- _Perintah_:
**a.** Tulis lagi bagian berita tentang obligasi daerah, semua dari "Melchias Mekeng Tawarkan" sampai "pusat secara berlebihan.", dan tukar "APBN" dengan "Anggaran Pendapatan dan Belanja Negara".
**b.** Sambung berita tentang obligasi daerah ini setelah kalimat terakhir yang ada.

- _Teks Dokumen_:
........
Melchias Mekeng Tawarkan Obligasi Daerah Jadi Opsi Pembiayaan Daerah dan Instrumen Investasi Publik

Berita GolkarKetua Fraksi Partai Golkar MPR RI, Melchias Markus Mekeng, menegaskan urgensi kemandirian fiskal daerah di tengah pemangkasan Transfer ke Daerah (TKD) dalam APBN 2026. Dalam serangkaian diskusi nasional mengenai peluang obligasi daerah sebagai instrumen pembiayaan pembangunan, Melchias Mekeng menempatkan isu ini sebagai langkah strategis agar daerah tidak terus bergantung pada APBN.

Menurut Mekeng, arah kebijakan fiskal yang mendorong daerah mencari sumber pembiayaan alternatif bukan sekadar penyesuaian teknis, tapi upaya memperkuat kapasitas fiskal nasional agar tidak membebani anggaran pusat secara berlebihan.
........
- _Data Mentah_:
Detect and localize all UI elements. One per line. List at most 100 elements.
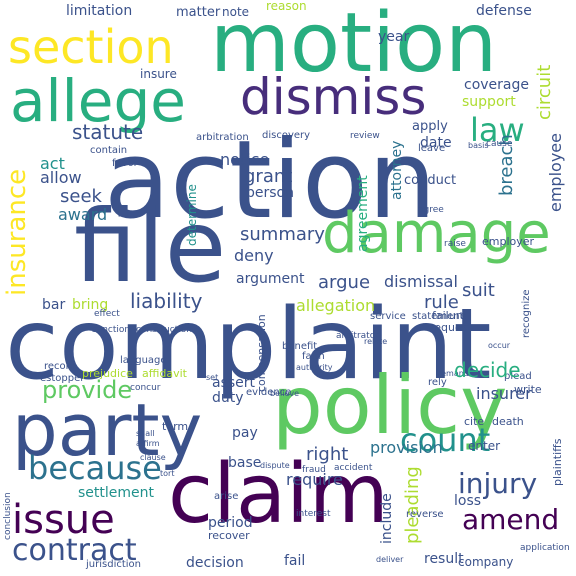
........
- _Jawaban Tiap Tugas_:
**a.**
Melchias Mekeng Tawarkan Obligasi Daerah Jadi Opsi Pembiayaan Daerah dan Instrumen Investasi Publik

Berita GolkarKetua Fraksi Partai Golkar MPR RI, Melchias Markus Mekeng, menegaskan urgensi kemandirian fiskal daerah di tengah pemangkasan Transfer ke Daerah (TKD) dalam Anggaran Pendapatan dan Belanja Negara 2026. Dalam serangkaian diskusi nasional mengenai peluang obligasi daerah sebagai instrumen pembiayaan pembangunan, Melchias Mekeng menempatkan isu ini sebagai langkah strategis agar daerah tidak terus bergantung pada Anggaran Pendapatan dan Belanja Negara.

Menurut Mekeng, arah kebijakan fiskal yang mendorong daerah mencari sumber pembiayaan alternatif bukan sekadar penyesuaian teknis, tapi upaya memperkuat kapasitas fiskal nasional agar tidak membebani anggaran pusat secara berlebihan.

**b.**
Penegasan itu ia sampaikan dalam sejumlah forum, termasuk Sarasehan Nasional bertema “Obligasi Daerah sebagai Salah Satu Alternatif Pembiayaan Daerah dan Instrumen Investasi Publik” di Kantor Gubernur Sulawesi Utara, Manado.

Dalam kesempatan tersebut, Mekeng menyampaikan bahwa semangat otonomi daerah sejak 1998 belum berjalan optimal karena ketergantungan daerah terhadap anggaran pusat masih terlalu dominan.

“Kalau bangsa ini tidak mengambil langkah, kapasitas fiskal pusat semakin tipis. Dengan kepemimpinan Pak Prabowo, pemangkasan Transfer ke Daerah (TKD) menjadi cara agar daerah lebih mandiri dan mencari alternatif pembiayaan selain APBN,” ujar Mekeng.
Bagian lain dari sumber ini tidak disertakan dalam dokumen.